### ACTIVITY:
Report every line in the listing that contains the string "schreibt".

Segment Start: THE DATA

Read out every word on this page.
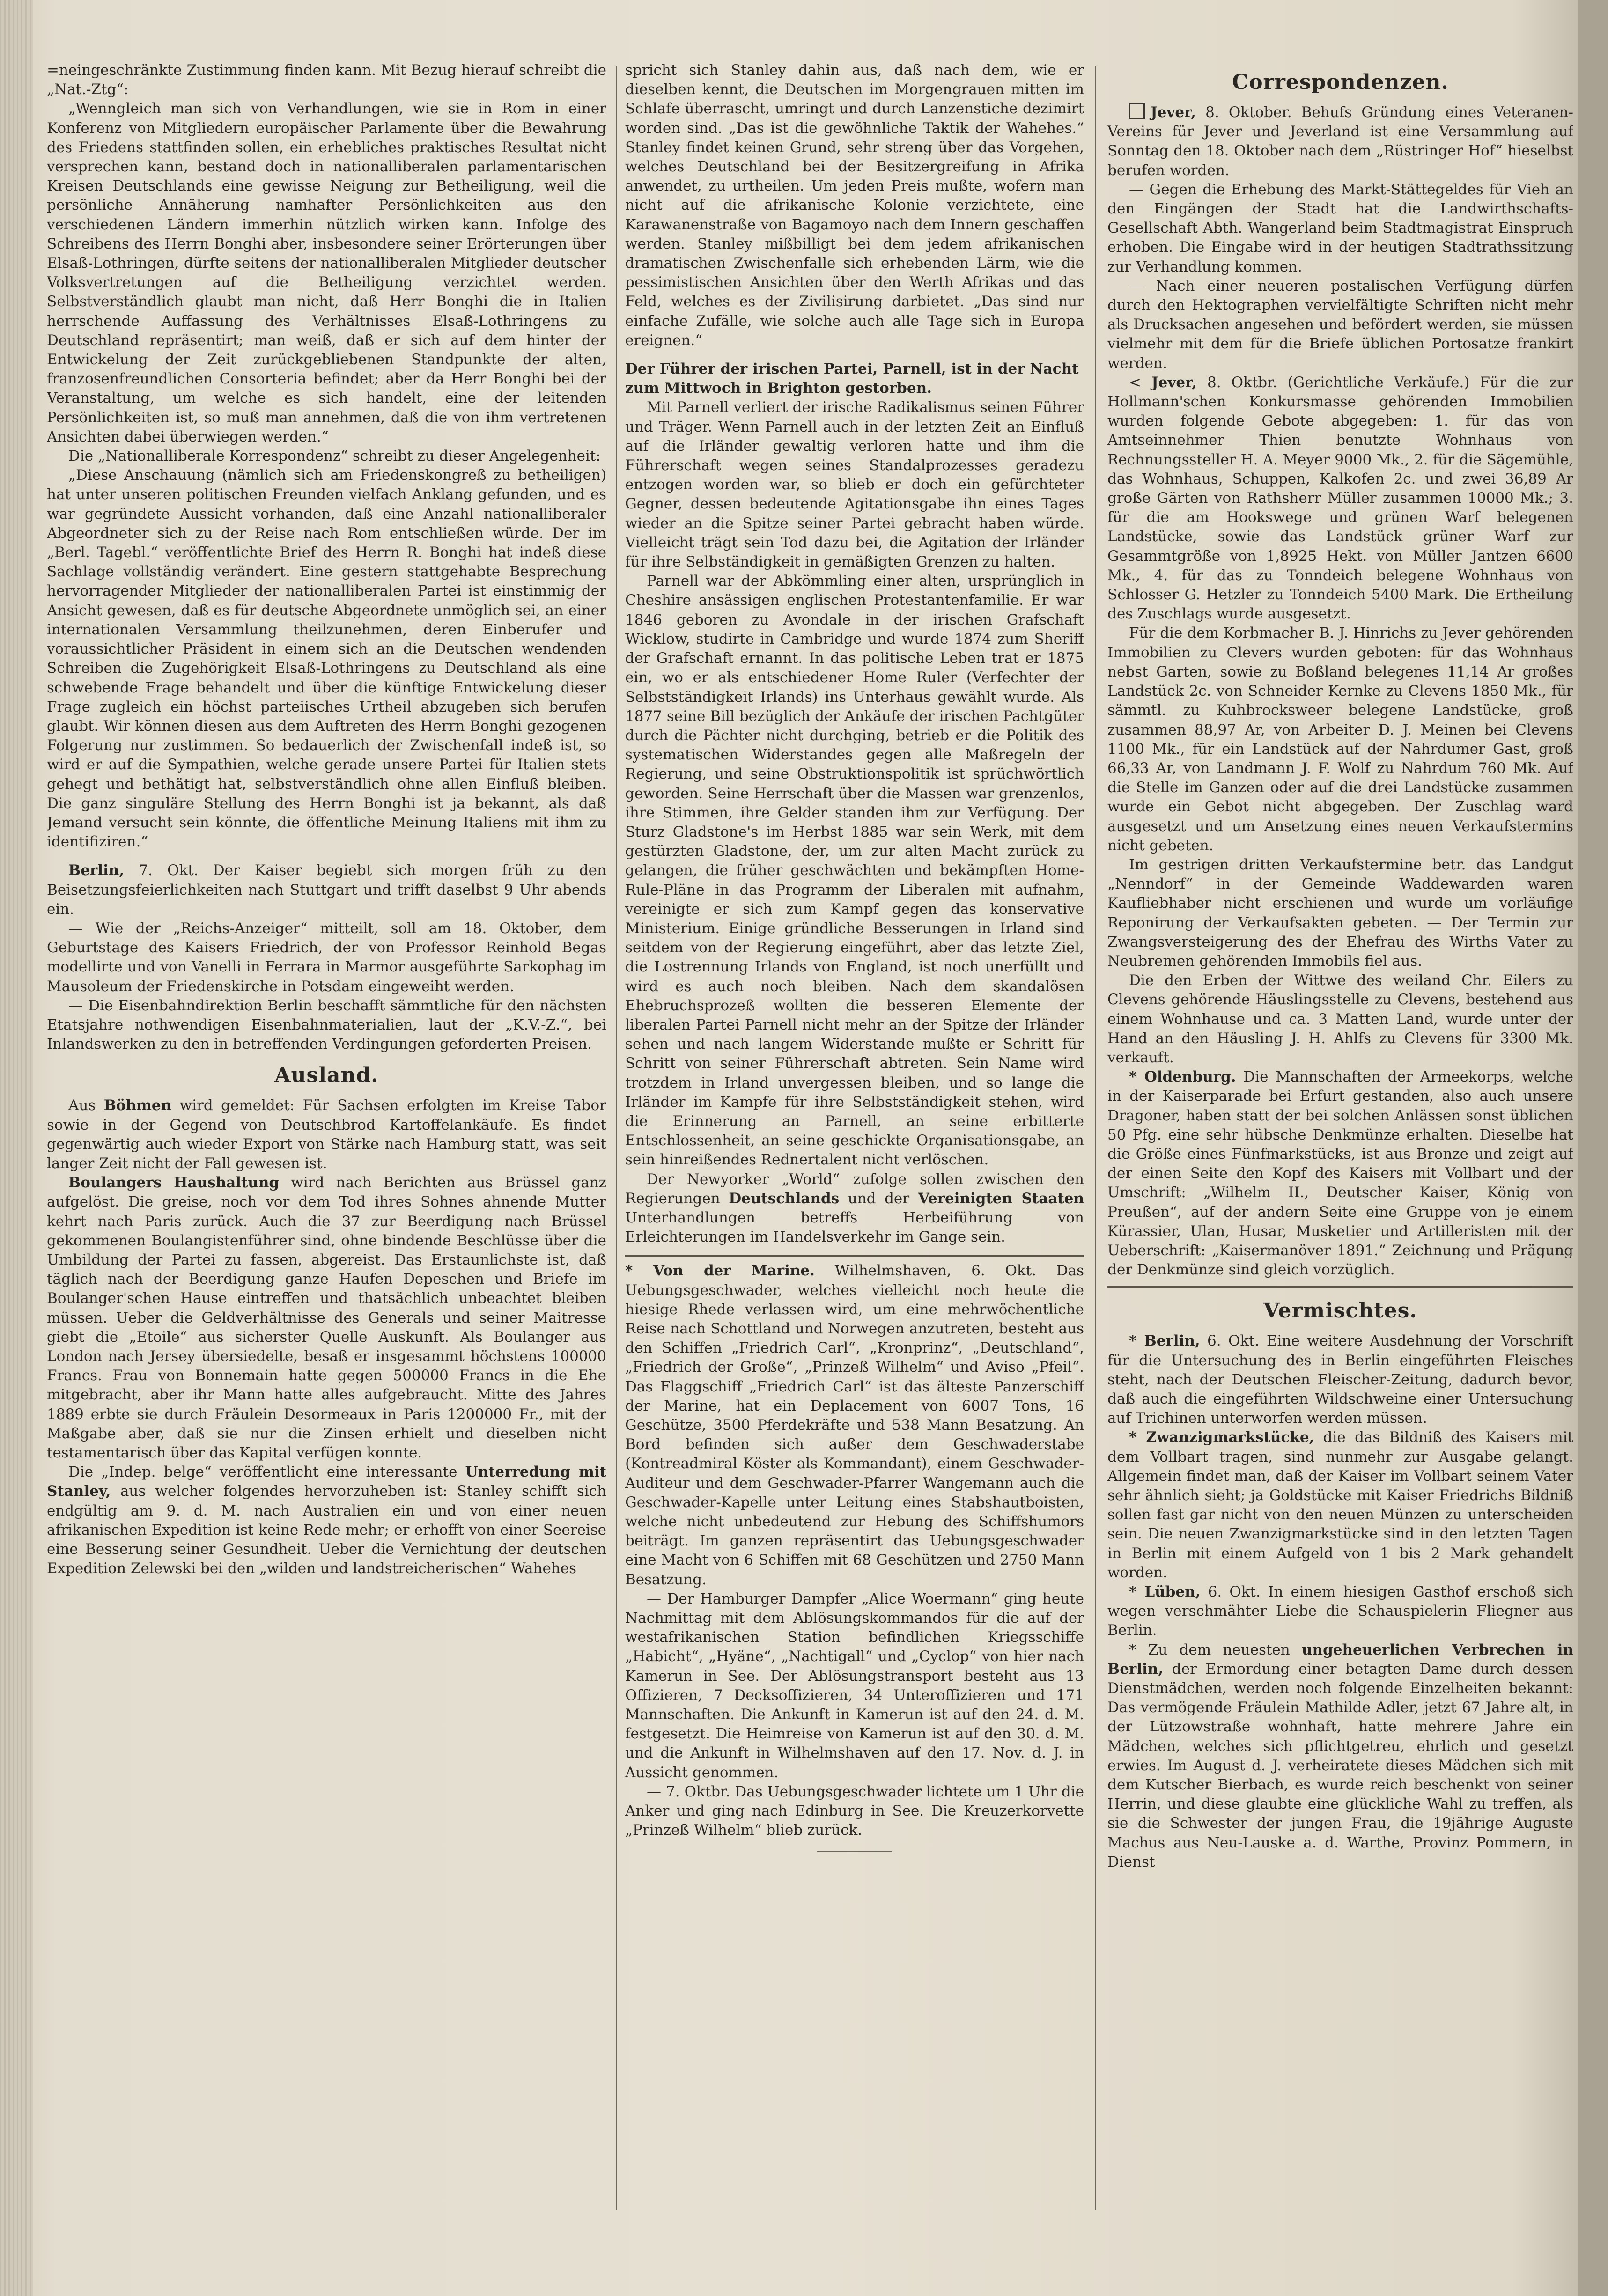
=neingeschränkte Zustimmung finden kann. Mit Bezug hierauf schreibt die „Nat.-Ztg“:

„Wenngleich man sich von Verhandlungen, wie sie in Rom in einer Konferenz von Mitgliedern europäischer Parlamente über die Bewahrung des Friedens stattfinden sollen, ein erhebliches praktisches Resultat nicht versprechen kann, bestand doch in nationalliberalen parlamentarischen Kreisen Deutschlands eine gewisse Neigung zur Betheiligung, weil die persönliche Annäherung namhafter Persönlichkeiten aus den verschiedenen Ländern immerhin nützlich wirken kann. Infolge des Schreibens des Herrn Bonghi aber, insbesondere seiner Erörterungen über Elsaß-Lothringen, dürfte seitens der nationalliberalen Mitglieder deutscher Volksvertretungen auf die Betheiligung verzichtet werden. Selbstverständlich glaubt man nicht, daß Herr Bonghi die in Italien herrschende Auffassung des Verhältnisses Elsaß-Lothringens zu Deutschland repräsentirt; man weiß, daß er sich auf dem hinter der Entwickelung der Zeit zurückgebliebenen Standpunkte der alten, franzosenfreundlichen Consorteria befindet; aber da Herr Bonghi bei der Veranstaltung, um welche es sich handelt, eine der leitenden Persönlichkeiten ist, so muß man annehmen, daß die von ihm vertretenen Ansichten dabei überwiegen werden.“

Die „Nationalliberale Korrespondenz“ schreibt zu dieser Angelegenheit:

„Diese Anschauung (nämlich sich am Friedenskongreß zu betheiligen) hat unter unseren politischen Freunden vielfach Anklang gefunden, und es war gegründete Aussicht vorhanden, daß eine Anzahl nationalliberaler Abgeordneter sich zu der Reise nach Rom entschließen würde. Der im „Berl. Tagebl.“ veröffentlichte Brief des Herrn R. Bonghi hat indeß diese Sachlage vollständig verändert. Eine gestern stattgehabte Besprechung hervorragender Mitglieder der nationalliberalen Partei ist einstimmig der Ansicht gewesen, daß es für deutsche Abgeordnete unmöglich sei, an einer internationalen Versammlung theilzunehmen, deren Einberufer und voraussichtlicher Präsident in einem sich an die Deutschen wendenden Schreiben die Zugehörigkeit Elsaß-Lothringens zu Deutschland als eine schwebende Frage behandelt und über die künftige Entwickelung dieser Frage zugleich ein höchst parteiisches Urtheil abzugeben sich berufen glaubt. Wir können diesen aus dem Auftreten des Herrn Bonghi gezogenen Folgerung nur zustimmen. So bedauerlich der Zwischenfall indeß ist, so wird er auf die Sympathien, welche gerade unsere Partei für Italien stets gehegt und bethätigt hat, selbstverständlich ohne allen Einfluß bleiben. Die ganz singuläre Stellung des Herrn Bonghi ist ja bekannt, als daß Jemand versucht sein könnte, die öffentliche Meinung Italiens mit ihm zu identifiziren.“

Berlin, 7. Okt. Der Kaiser begiebt sich morgen früh zu den Beisetzungsfeierlichkeiten nach Stuttgart und trifft daselbst 9 Uhr abends ein.

— Wie der „Reichs-Anzeiger“ mitteilt, soll am 18. Oktober, dem Geburtstage des Kaisers Friedrich, der von Professor Reinhold Begas modellirte und von Vanelli in Ferrara in Marmor ausgeführte Sarkophag im Mausoleum der Friedenskirche in Potsdam eingeweiht werden.

— Die Eisenbahndirektion Berlin beschafft sämmtliche für den nächsten Etatsjahre nothwendigen Eisenbahnmaterialien, laut der „K.V.-Z.“, bei Inlandswerken zu den in betreffenden Verdingungen geforderten Preisen.

Ausland.

Aus Böhmen wird gemeldet: Für Sachsen erfolgten im Kreise Tabor sowie in der Gegend von Deutschbrod Kartoffelankäufe. Es findet gegenwärtig auch wieder Export von Stärke nach Hamburg statt, was seit langer Zeit nicht der Fall gewesen ist.

Boulangers Haushaltung wird nach Berichten aus Brüssel ganz aufgelöst. Die greise, noch vor dem Tod ihres Sohnes ahnende Mutter kehrt nach Paris zurück. Auch die 37 zur Beerdigung nach Brüssel gekommenen Boulangistenführer sind, ohne bindende Beschlüsse über die Umbildung der Partei zu fassen, abgereist. Das Erstaunlichste ist, daß täglich nach der Beerdigung ganze Haufen Depeschen und Briefe im Boulanger'schen Hause eintreffen und thatsächlich unbeachtet bleiben müssen. Ueber die Geldverhältnisse des Generals und seiner Maitresse giebt die „Etoile“ aus sicherster Quelle Auskunft. Als Boulanger aus London nach Jersey übersiedelte, besaß er insgesammt höchstens 100000 Francs. Frau von Bonnemain hatte gegen 500000 Francs in die Ehe mitgebracht, aber ihr Mann hatte alles aufgebraucht. Mitte des Jahres 1889 erbte sie durch Fräulein Desormeaux in Paris 1200000 Fr., mit der Maßgabe aber, daß sie nur die Zinsen erhielt und dieselben nicht testamentarisch über das Kapital verfügen konnte.

Die „Indep. belge“ veröffentlicht eine interessante Unterredung mit Stanley, aus welcher folgendes hervorzuheben ist: Stanley schifft sich endgültig am 9. d. M. nach Australien ein und von einer neuen afrikanischen Expedition ist keine Rede mehr; er erhofft von einer Seereise eine Besserung seiner Gesundheit. Ueber die Vernichtung der deutschen Expedition Zelewski bei den „wilden und landstreicherischen“ Wahehes

spricht sich Stanley dahin aus, daß nach dem, wie er dieselben kennt, die Deutschen im Morgengrauen mitten im Schlafe überrascht, umringt und durch Lanzenstiche dezimirt worden sind. „Das ist die gewöhnliche Taktik der Wahehes.“ Stanley findet keinen Grund, sehr streng über das Vorgehen, welches Deutschland bei der Besitzergreifung in Afrika anwendet, zu urtheilen. Um jeden Preis mußte, wofern man nicht auf die afrikanische Kolonie verzichtete, eine Karawanenstraße von Bagamoyo nach dem Innern geschaffen werden. Stanley mißbilligt bei dem jedem afrikanischen dramatischen Zwischenfalle sich erhebenden Lärm, wie die pessimistischen Ansichten über den Werth Afrikas und das Feld, welches es der Zivilisirung darbietet. „Das sind nur einfache Zufälle, wie solche auch alle Tage sich in Europa ereignen.“

Der Führer der irischen Partei, Parnell, ist in der Nacht zum Mittwoch in Brighton gestorben.

Mit Parnell verliert der irische Radikalismus seinen Führer und Träger. Wenn Parnell auch in der letzten Zeit an Einfluß auf die Irländer gewaltig verloren hatte und ihm die Führerschaft wegen seines Standalprozesses geradezu entzogen worden war, so blieb er doch ein gefürchteter Gegner, dessen bedeutende Agitationsgabe ihn eines Tages wieder an die Spitze seiner Partei gebracht haben würde. Vielleicht trägt sein Tod dazu bei, die Agitation der Irländer für ihre Selbständigkeit in gemäßigten Grenzen zu halten.

Parnell war der Abkömmling einer alten, ursprünglich in Cheshire ansässigen englischen Protestantenfamilie. Er war 1846 geboren zu Avondale in der irischen Grafschaft Wicklow, studirte in Cambridge und wurde 1874 zum Sheriff der Grafschaft ernannt. In das politische Leben trat er 1875 ein, wo er als entschiedener Home Ruler (Verfechter der Selbstständigkeit Irlands) ins Unterhaus gewählt wurde. Als 1877 seine Bill bezüglich der Ankäufe der irischen Pachtgüter durch die Pächter nicht durchging, betrieb er die Politik des systematischen Widerstandes gegen alle Maßregeln der Regierung, und seine Obstruktionspolitik ist sprüchwörtlich geworden. Seine Herrschaft über die Massen war grenzenlos, ihre Stimmen, ihre Gelder standen ihm zur Verfügung. Der Sturz Gladstone's im Herbst 1885 war sein Werk, mit dem gestürzten Gladstone, der, um zur alten Macht zurück zu gelangen, die früher geschwächten und bekämpften Home-Rule-Pläne in das Programm der Liberalen mit aufnahm, vereinigte er sich zum Kampf gegen das konservative Ministerium. Einige gründliche Besserungen in Irland sind seitdem von der Regierung eingeführt, aber das letzte Ziel, die Lostrennung Irlands von England, ist noch unerfüllt und wird es auch noch bleiben. Nach dem skandalösen Ehebruchsprozeß wollten die besseren Elemente der liberalen Partei Parnell nicht mehr an der Spitze der Irländer sehen und nach langem Widerstande mußte er Schritt für Schritt von seiner Führerschaft abtreten. Sein Name wird trotzdem in Irland unvergessen bleiben, und so lange die Irländer im Kampfe für ihre Selbstständigkeit stehen, wird die Erinnerung an Parnell, an seine erbitterte Entschlossenheit, an seine geschickte Organisationsgabe, an sein hinreißendes Rednertalent nicht verlöschen.

Der Newyorker „World“ zufolge sollen zwischen den Regierungen Deutschlands und der Vereinigten Staaten Unterhandlungen betreffs Herbeiführung von Erleichterungen im Handelsverkehr im Gange sein.

* Von der Marine. Wilhelmshaven, 6. Okt. Das Uebungsgeschwader, welches vielleicht noch heute die hiesige Rhede verlassen wird, um eine mehrwöchentliche Reise nach Schottland und Norwegen anzutreten, besteht aus den Schiffen „Friedrich Carl“, „Kronprinz“, „Deutschland“, „Friedrich der Große“, „Prinzeß Wilhelm“ und Aviso „Pfeil“. Das Flaggschiff „Friedrich Carl“ ist das älteste Panzerschiff der Marine, hat ein Deplacement von 6007 Tons, 16 Geschütze, 3500 Pferdekräfte und 538 Mann Besatzung. An Bord befinden sich außer dem Geschwaderstabe (Kontreadmiral Köster als Kommandant), einem Geschwader-Auditeur und dem Geschwader-Pfarrer Wangemann auch die Geschwader-Kapelle unter Leitung eines Stabshautboisten, welche nicht unbedeutend zur Hebung des Schiffshumors beiträgt. Im ganzen repräsentirt das Uebungsgeschwader eine Macht von 6 Schiffen mit 68 Geschützen und 2750 Mann Besatzung.

— Der Hamburger Dampfer „Alice Woermann“ ging heute Nachmittag mit dem Ablösungskommandos für die auf der westafrikanischen Station befindlichen Kriegsschiffe „Habicht“, „Hyäne“, „Nachtigall“ und „Cyclop“ von hier nach Kamerun in See. Der Ablösungstransport besteht aus 13 Offizieren, 7 Decksoffizieren, 34 Unteroffizieren und 171 Mannschaften. Die Ankunft in Kamerun ist auf den 24. d. M. festgesetzt. Die Heimreise von Kamerun ist auf den 30. d. M. und die Ankunft in Wilhelmshaven auf den 17. Nov. d. J. in Aussicht genommen.

— 7. Oktbr. Das Uebungsgeschwader lichtete um 1 Uhr die Anker und ging nach Edinburg in See. Die Kreuzerkorvette „Prinzeß Wilhelm“ blieb zurück.

Correspondenzen.

Jever, 8. Oktober. Behufs Gründung eines Veteranen-Vereins für Jever und Jeverland ist eine Versammlung auf Sonntag den 18. Oktober nach dem „Rüstringer Hof“ hieselbst berufen worden.

— Gegen die Erhebung des Markt-Stättegeldes für Vieh an den Eingängen der Stadt hat die Landwirthschafts-Gesellschaft Abth. Wangerland beim Stadtmagistrat Einspruch erhoben. Die Eingabe wird in der heutigen Stadtrathssitzung zur Verhandlung kommen.

— Nach einer neueren postalischen Verfügung dürfen durch den Hektographen vervielfältigte Schriften nicht mehr als Drucksachen angesehen und befördert werden, sie müssen vielmehr mit dem für die Briefe üblichen Portosatze frankirt werden.

< Jever, 8. Oktbr. (Gerichtliche Verkäufe.) Für die zur Hollmann'schen Konkursmasse gehörenden Immobilien wurden folgende Gebote abgegeben: 1. für das von Amtseinnehmer Thien benutzte Wohnhaus von Rechnungssteller H. A. Meyer 9000 Mk., 2. für die Sägemühle, das Wohnhaus, Schuppen, Kalkofen 2c. und zwei 36,89 Ar große Gärten von Rathsherr Müller zusammen 10000 Mk.; 3. für die am Hookswege und grünen Warf belegenen Landstücke, sowie das Landstück grüner Warf zur Gesammtgröße von 1,8925 Hekt. von Müller Jantzen 6600 Mk., 4. für das zu Tonndeich belegene Wohnhaus von Schlosser G. Hetzler zu Tonndeich 5400 Mark. Die Ertheilung des Zuschlags wurde ausgesetzt.

Für die dem Korbmacher B. J. Hinrichs zu Jever gehörenden Immobilien zu Clevers wurden geboten: für das Wohnhaus nebst Garten, sowie zu Boßland belegenes 11,14 Ar großes Landstück 2c. von Schneider Kernke zu Clevens 1850 Mk., für sämmtl. zu Kuhbrocksweer belegene Landstücke, groß zusammen 88,97 Ar, von Arbeiter D. J. Meinen bei Clevens 1100 Mk., für ein Landstück auf der Nahrdumer Gast, groß 66,33 Ar, von Landmann J. F. Wolf zu Nahrdum 760 Mk. Auf die Stelle im Ganzen oder auf die drei Landstücke zusammen wurde ein Gebot nicht abgegeben. Der Zuschlag ward ausgesetzt und um Ansetzung eines neuen Verkaufstermins nicht gebeten.

Im gestrigen dritten Verkaufstermine betr. das Landgut „Nenndorf“ in der Gemeinde Waddewarden waren Kaufliebhaber nicht erschienen und wurde um vorläufige Reponirung der Verkaufsakten gebeten. — Der Termin zur Zwangsversteigerung des der Ehefrau des Wirths Vater zu Neubremen gehörenden Immobils fiel aus.

Die den Erben der Wittwe des weiland Chr. Eilers zu Clevens gehörende Häuslingsstelle zu Clevens, bestehend aus einem Wohnhause und ca. 3 Matten Land, wurde unter der Hand an den Häusling J. H. Ahlfs zu Clevens für 3300 Mk. verkauft.

* Oldenburg. Die Mannschaften der Armeekorps, welche in der Kaiserparade bei Erfurt gestanden, also auch unsere Dragoner, haben statt der bei solchen Anlässen sonst üblichen 50 Pfg. eine sehr hübsche Denkmünze erhalten. Dieselbe hat die Größe eines Fünfmarkstücks, ist aus Bronze und zeigt auf der einen Seite den Kopf des Kaisers mit Vollbart und der Umschrift: „Wilhelm II., Deutscher Kaiser, König von Preußen“, auf der andern Seite eine Gruppe von je einem Kürassier, Ulan, Husar, Musketier und Artilleristen mit der Ueberschrift: „Kaisermanöver 1891.“ Zeichnung und Prägung der Denkmünze sind gleich vorzüglich.

Vermischtes.

* Berlin, 6. Okt. Eine weitere Ausdehnung der Vorschrift für die Untersuchung des in Berlin eingeführten Fleisches steht, nach der Deutschen Fleischer-Zeitung, dadurch bevor, daß auch die eingeführten Wildschweine einer Untersuchung auf Trichinen unterworfen werden müssen.

* Zwanzigmarkstücke, die das Bildniß des Kaisers mit dem Vollbart tragen, sind nunmehr zur Ausgabe gelangt. Allgemein findet man, daß der Kaiser im Vollbart seinem Vater sehr ähnlich sieht; ja Goldstücke mit Kaiser Friedrichs Bildniß sollen fast gar nicht von den neuen Münzen zu unterscheiden sein. Die neuen Zwanzigmarkstücke sind in den letzten Tagen in Berlin mit einem Aufgeld von 1 bis 2 Mark gehandelt worden.

* Lüben, 6. Okt. In einem hiesigen Gasthof erschoß sich wegen verschmähter Liebe die Schauspielerin Fliegner aus Berlin.

* Zu dem neuesten ungeheuerlichen Verbrechen in Berlin, der Ermordung einer betagten Dame durch dessen Dienstmädchen, werden noch folgende Einzelheiten bekannt: Das vermögende Fräulein Mathilde Adler, jetzt 67 Jahre alt, in der Lützowstraße wohnhaft, hatte mehrere Jahre ein Mädchen, welches sich pflichtgetreu, ehrlich und gesetzt erwies. Im August d. J. verheiratete dieses Mädchen sich mit dem Kutscher Bierbach, es wurde reich beschenkt von seiner Herrin, und diese glaubte eine glückliche Wahl zu treffen, als sie die Schwester der jungen Frau, die 19jährige Auguste Machus aus Neu-Lauske a. d. Warthe, Provinz Pommern, in Dienst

Segment End: THE DATA

### RESPONSE TO THIS TASK:
=neingeschränkte Zustimmung finden kann. Mit Bezug hierauf schreibt die „Nat.-Ztg“:
Die „Nationalliberale Korrespondenz“ schreibt zu dieser Angelegenheit:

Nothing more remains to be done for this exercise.